▶ _Information shown_

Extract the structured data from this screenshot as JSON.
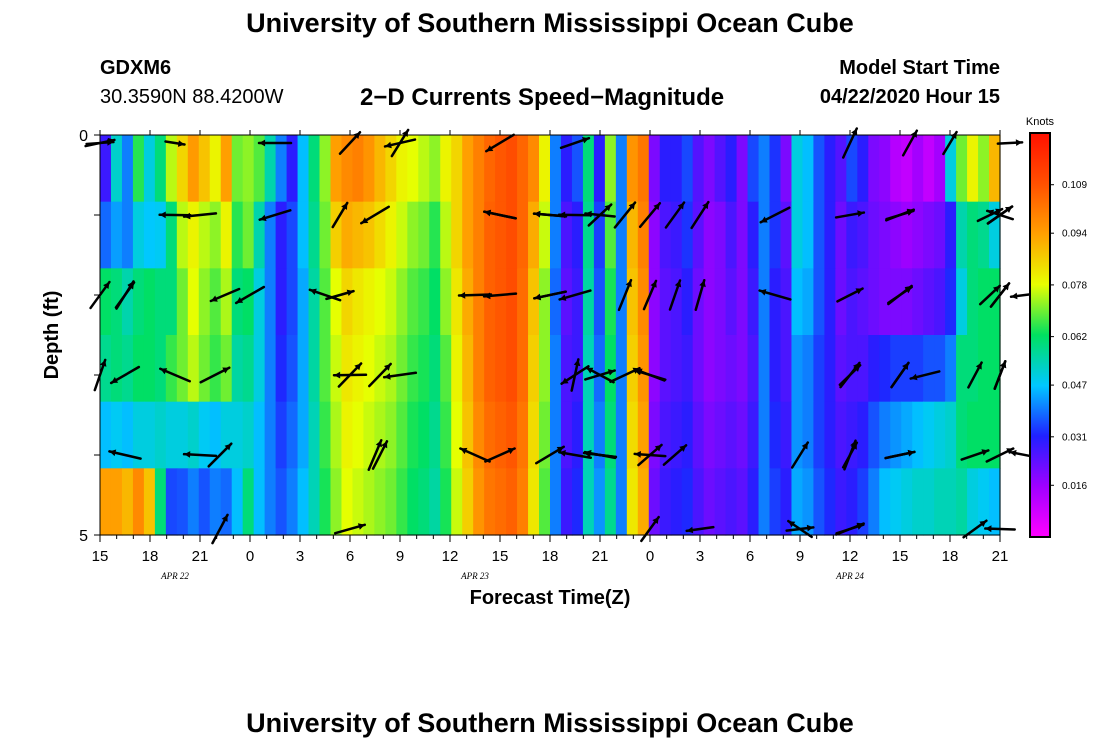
{
  "header": {
    "title": "University of Southern Mississippi Ocean Cube",
    "station_id": "GDXM6",
    "coordinates": "30.3590N 88.4200W",
    "product": "2−D Currents Speed−Magnitude",
    "model_start_label": "Model Start Time",
    "model_start_value": "04/22/2020 Hour 15"
  },
  "footer": {
    "title": "University of Southern Mississippi Ocean Cube"
  },
  "chart_data": {
    "type": "heatmap",
    "title": "2−D Currents Speed−Magnitude",
    "xlabel": "Forecast Time(Z)",
    "ylabel": "Depth (ft)",
    "y_range": [
      0,
      5
    ],
    "y_tick_labels": [
      "0",
      "5"
    ],
    "x_tick_labels": [
      "15",
      "18",
      "21",
      "0",
      "3",
      "6",
      "9",
      "12",
      "15",
      "18",
      "21",
      "0",
      "3",
      "6",
      "9",
      "12",
      "15",
      "18",
      "21"
    ],
    "date_labels": [
      "APR  22",
      "APR  23",
      "APR  24"
    ],
    "colorbar": {
      "unit": "Knots",
      "tick_labels": [
        "0.109",
        "0.094",
        "0.078",
        "0.062",
        "0.047",
        "0.031",
        "0.016"
      ],
      "ticks": [
        0.109,
        0.094,
        0.078,
        0.062,
        0.047,
        0.031,
        0.016
      ],
      "range": [
        0.0,
        0.125
      ],
      "colors": [
        "#ff00ff",
        "#a000ff",
        "#2020ff",
        "#00c8ff",
        "#00e060",
        "#e8ff00",
        "#ffa000",
        "#ff5000",
        "#ff1000"
      ]
    },
    "column_speeds": [
      [
        0.028,
        0.052,
        0.04,
        0.065,
        0.05,
        0.06,
        0.075,
        0.085,
        0.095,
        0.088,
        0.08,
        0.094,
        0.07,
        0.072,
        0.068,
        0.055,
        0.04,
        0.03,
        0.046,
        0.06,
        0.072,
        0.094,
        0.098,
        0.1,
        0.096,
        0.09,
        0.085,
        0.08,
        0.078,
        0.075,
        0.072,
        0.08,
        0.085,
        0.094,
        0.1,
        0.105,
        0.108,
        0.11,
        0.105,
        0.098,
        0.08,
        0.04,
        0.03,
        0.036,
        0.06,
        0.03,
        0.072,
        0.04,
        0.096,
        0.102,
        0.02,
        0.03,
        0.03,
        0.035,
        0.025,
        0.02,
        0.025,
        0.03,
        0.02,
        0.035,
        0.04,
        0.033,
        0.02,
        0.05,
        0.046,
        0.036,
        0.03,
        0.025,
        0.035,
        0.03,
        0.02,
        0.018,
        0.012,
        0.01,
        0.015,
        0.01,
        0.015,
        0.05,
        0.07,
        0.08,
        0.072,
        0.09
      ],
      [
        0.038,
        0.043,
        0.04,
        0.05,
        0.047,
        0.048,
        0.06,
        0.075,
        0.08,
        0.075,
        0.072,
        0.08,
        0.065,
        0.07,
        0.055,
        0.04,
        0.03,
        0.035,
        0.046,
        0.058,
        0.07,
        0.086,
        0.092,
        0.09,
        0.088,
        0.084,
        0.08,
        0.076,
        0.072,
        0.07,
        0.065,
        0.075,
        0.085,
        0.094,
        0.1,
        0.106,
        0.108,
        0.11,
        0.105,
        0.092,
        0.076,
        0.04,
        0.026,
        0.03,
        0.058,
        0.034,
        0.068,
        0.04,
        0.09,
        0.1,
        0.018,
        0.026,
        0.028,
        0.033,
        0.024,
        0.018,
        0.02,
        0.026,
        0.02,
        0.03,
        0.04,
        0.033,
        0.024,
        0.05,
        0.046,
        0.036,
        0.03,
        0.022,
        0.028,
        0.026,
        0.022,
        0.02,
        0.018,
        0.016,
        0.018,
        0.02,
        0.022,
        0.03,
        0.055,
        0.06,
        0.058,
        0.05
      ],
      [
        0.062,
        0.06,
        0.055,
        0.06,
        0.062,
        0.06,
        0.06,
        0.07,
        0.078,
        0.072,
        0.068,
        0.074,
        0.06,
        0.062,
        0.05,
        0.04,
        0.03,
        0.035,
        0.044,
        0.056,
        0.068,
        0.078,
        0.085,
        0.082,
        0.08,
        0.078,
        0.076,
        0.072,
        0.068,
        0.066,
        0.062,
        0.072,
        0.082,
        0.092,
        0.1,
        0.106,
        0.108,
        0.11,
        0.104,
        0.088,
        0.072,
        0.038,
        0.024,
        0.028,
        0.056,
        0.036,
        0.064,
        0.04,
        0.088,
        0.098,
        0.018,
        0.024,
        0.026,
        0.03,
        0.022,
        0.018,
        0.02,
        0.024,
        0.02,
        0.028,
        0.04,
        0.03,
        0.026,
        0.046,
        0.044,
        0.036,
        0.03,
        0.022,
        0.026,
        0.024,
        0.022,
        0.02,
        0.02,
        0.02,
        0.022,
        0.024,
        0.026,
        0.032,
        0.05,
        0.06,
        0.062,
        0.062
      ],
      [
        0.058,
        0.06,
        0.058,
        0.062,
        0.062,
        0.06,
        0.066,
        0.07,
        0.075,
        0.07,
        0.066,
        0.07,
        0.056,
        0.058,
        0.05,
        0.04,
        0.032,
        0.036,
        0.044,
        0.056,
        0.068,
        0.076,
        0.082,
        0.08,
        0.078,
        0.076,
        0.074,
        0.07,
        0.066,
        0.064,
        0.06,
        0.068,
        0.08,
        0.09,
        0.1,
        0.106,
        0.108,
        0.11,
        0.104,
        0.086,
        0.072,
        0.04,
        0.026,
        0.028,
        0.054,
        0.038,
        0.062,
        0.04,
        0.086,
        0.096,
        0.018,
        0.024,
        0.026,
        0.028,
        0.022,
        0.018,
        0.02,
        0.022,
        0.02,
        0.026,
        0.04,
        0.03,
        0.026,
        0.042,
        0.04,
        0.034,
        0.03,
        0.024,
        0.026,
        0.026,
        0.03,
        0.032,
        0.034,
        0.034,
        0.034,
        0.036,
        0.036,
        0.04,
        0.06,
        0.06,
        0.062,
        0.062
      ],
      [
        0.046,
        0.048,
        0.046,
        0.05,
        0.05,
        0.052,
        0.05,
        0.05,
        0.052,
        0.048,
        0.046,
        0.05,
        0.05,
        0.052,
        0.046,
        0.04,
        0.034,
        0.038,
        0.044,
        0.054,
        0.066,
        0.074,
        0.08,
        0.078,
        0.076,
        0.074,
        0.072,
        0.068,
        0.064,
        0.062,
        0.058,
        0.066,
        0.078,
        0.088,
        0.098,
        0.104,
        0.106,
        0.108,
        0.102,
        0.084,
        0.07,
        0.04,
        0.026,
        0.03,
        0.054,
        0.04,
        0.06,
        0.04,
        0.084,
        0.094,
        0.02,
        0.026,
        0.028,
        0.03,
        0.024,
        0.02,
        0.022,
        0.024,
        0.022,
        0.028,
        0.04,
        0.032,
        0.028,
        0.042,
        0.04,
        0.034,
        0.03,
        0.026,
        0.028,
        0.03,
        0.036,
        0.04,
        0.042,
        0.044,
        0.046,
        0.048,
        0.05,
        0.052,
        0.06,
        0.062,
        0.062,
        0.062
      ],
      [
        0.094,
        0.094,
        0.09,
        0.098,
        0.088,
        0.06,
        0.035,
        0.036,
        0.04,
        0.036,
        0.04,
        0.038,
        0.046,
        0.06,
        0.046,
        0.04,
        0.036,
        0.04,
        0.046,
        0.054,
        0.064,
        0.072,
        0.078,
        0.076,
        0.074,
        0.072,
        0.07,
        0.066,
        0.062,
        0.06,
        0.056,
        0.064,
        0.076,
        0.086,
        0.096,
        0.102,
        0.104,
        0.106,
        0.1,
        0.082,
        0.068,
        0.04,
        0.028,
        0.032,
        0.054,
        0.042,
        0.058,
        0.04,
        0.082,
        0.092,
        0.022,
        0.028,
        0.03,
        0.032,
        0.026,
        0.022,
        0.024,
        0.026,
        0.024,
        0.03,
        0.04,
        0.034,
        0.03,
        0.044,
        0.042,
        0.036,
        0.032,
        0.028,
        0.03,
        0.034,
        0.04,
        0.046,
        0.048,
        0.05,
        0.052,
        0.052,
        0.054,
        0.054,
        0.056,
        0.05,
        0.048,
        0.046
      ]
    ],
    "arrow_rows": [
      {
        "label": "row-1",
        "arrows": [
          [
            1.5,
            0.0
          ],
          [
            9.5,
            0.8
          ],
          [
            6.0,
            0.9
          ],
          [
            16.2,
            0.7
          ],
          [
            17.0,
            0.5
          ],
          [
            18.2,
            0.4
          ],
          [
            15.0,
            1.0
          ],
          [
            -8.0,
            1.0
          ],
          [
            0.0,
            0.8
          ],
          [
            0.0,
            0.6
          ],
          [
            -6.0,
            0.9
          ],
          [
            -3.5,
            1.0
          ],
          [
            5.0,
            0.8
          ]
        ]
      },
      {
        "label": "row-2",
        "arrows": [
          [
            -9.0,
            1.0
          ],
          [
            -8.0,
            1.0
          ],
          [
            -2.0,
            1.0
          ],
          [
            -9.0,
            1.0
          ],
          [
            -5.5,
            1.0
          ],
          [
            -1.5,
            0.9
          ],
          [
            -10.0,
            0.8
          ],
          [
            10.0,
            0.9
          ],
          [
            11.5,
            0.9
          ],
          [
            10.5,
            1.0
          ],
          [
            -18.0,
            0.6
          ],
          [
            -13.5,
            1.0
          ],
          [
            -9.5,
            1.0
          ],
          [
            12.0,
            0.9
          ],
          [
            18.0,
            0.8
          ],
          [
            16.0,
            0.7
          ],
          [
            4.8,
            0.7
          ],
          [
            17.8,
            0.6
          ],
          [
            18.0,
            0.8
          ],
          [
            16.0,
            0.8
          ],
          [
            15.0,
            0.7
          ],
          [
            -8.0,
            1.0
          ],
          [
            -3.5,
            1.0
          ],
          [
            11.0,
            0.9
          ]
        ]
      },
      {
        "label": "row-3",
        "arrows": [
          [
            0.5,
            1.0
          ],
          [
            -7.5,
            1.0
          ],
          [
            -9.0,
            1.0
          ],
          [
            -3.0,
            1.0
          ],
          [
            -9.0,
            1.0
          ],
          [
            -4.5,
            1.0
          ],
          [
            -2.5,
            0.9
          ],
          [
            0.0,
            1.0
          ],
          [
            11.5,
            0.9
          ],
          [
            10.5,
            1.0
          ],
          [
            -18.5,
            0.7
          ],
          [
            -13.5,
            1.0
          ],
          [
            -9.5,
            1.0
          ],
          [
            12.0,
            0.9
          ],
          [
            18.0,
            0.8
          ],
          [
            16.0,
            0.7
          ],
          [
            4.8,
            0.7
          ],
          [
            17.8,
            0.6
          ],
          [
            18.0,
            0.8
          ],
          [
            16.0,
            0.8
          ],
          [
            15.0,
            0.7
          ],
          [
            -8.0,
            1.0
          ],
          [
            0.5,
            0.9
          ],
          [
            11.0,
            0.9
          ]
        ]
      },
      {
        "label": "row-4",
        "arrows": [
          [
            2.3,
            1.0
          ],
          [
            5.0,
            1.0
          ],
          [
            9.5,
            1.0
          ],
          [
            -5.0,
            1.0
          ],
          [
            -9.5,
            1.0
          ],
          [
            -1.5,
            1.0
          ],
          [
            -6.0,
            1.0
          ],
          [
            -0.5,
            1.0
          ],
          [
            0.0,
            1.0
          ],
          [
            10.5,
            1.0
          ],
          [
            -16.5,
            0.8
          ],
          [
            -11.0,
            0.9
          ],
          [
            -10.0,
            0.9
          ],
          [
            10.0,
            0.9
          ],
          [
            15.0,
            0.9
          ],
          [
            16.0,
            0.8
          ],
          [
            5.6,
            0.9
          ],
          [
            17.5,
            0.7
          ],
          [
            18.0,
            0.8
          ],
          [
            16.0,
            0.8
          ],
          [
            15.0,
            0.7
          ],
          [
            18.0,
            0.8
          ],
          [
            -11.0,
            1.0
          ]
        ]
      },
      {
        "label": "row-5",
        "arrows": [
          [
            2.4,
            1.0
          ],
          [
            5.5,
            1.0
          ],
          [
            9.0,
            1.0
          ],
          [
            -10.0,
            1.0
          ],
          [
            -7.5,
            1.0
          ],
          [
            8.0,
            1.0
          ],
          [
            -9.5,
            1.0
          ],
          [
            -10.0,
            1.0
          ],
          [
            14.0,
            0.8
          ],
          [
            11.5,
            0.8
          ],
          [
            -18.5,
            0.9
          ],
          [
            -11.0,
            0.9
          ],
          [
            -10.0,
            0.9
          ],
          [
            11.0,
            0.9
          ],
          [
            15.0,
            0.9
          ],
          [
            16.0,
            0.8
          ],
          [
            5.6,
            0.9
          ],
          [
            17.5,
            0.7
          ],
          [
            18.0,
            0.8
          ],
          [
            16.0,
            0.8
          ],
          [
            15.0,
            0.7
          ],
          [
            -0.5,
            1.0
          ],
          [
            -2.0,
            1.0
          ]
        ]
      },
      {
        "label": "row-6",
        "arrows": [
          [
            2.4,
            1.0
          ],
          [
            5.0,
            0.9
          ],
          [
            15.0,
            0.7
          ],
          [
            -14.0,
            0.7
          ],
          [
            -12.0,
            0.6
          ],
          [
            -18.0,
            0.8
          ],
          [
            15.0,
            0.8
          ],
          [
            17.5,
            0.7
          ],
          [
            11.0,
            0.8
          ],
          [
            14.0,
            0.6
          ]
        ]
      }
    ]
  }
}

▶ _Instructions to follow_
Look through the data above. Each line containing the word "Currents" needs to be copied.

▶ _Task result_
    "product": "2−D Currents Speed−Magnitude",
    "title": "2−D Currents Speed−Magnitude",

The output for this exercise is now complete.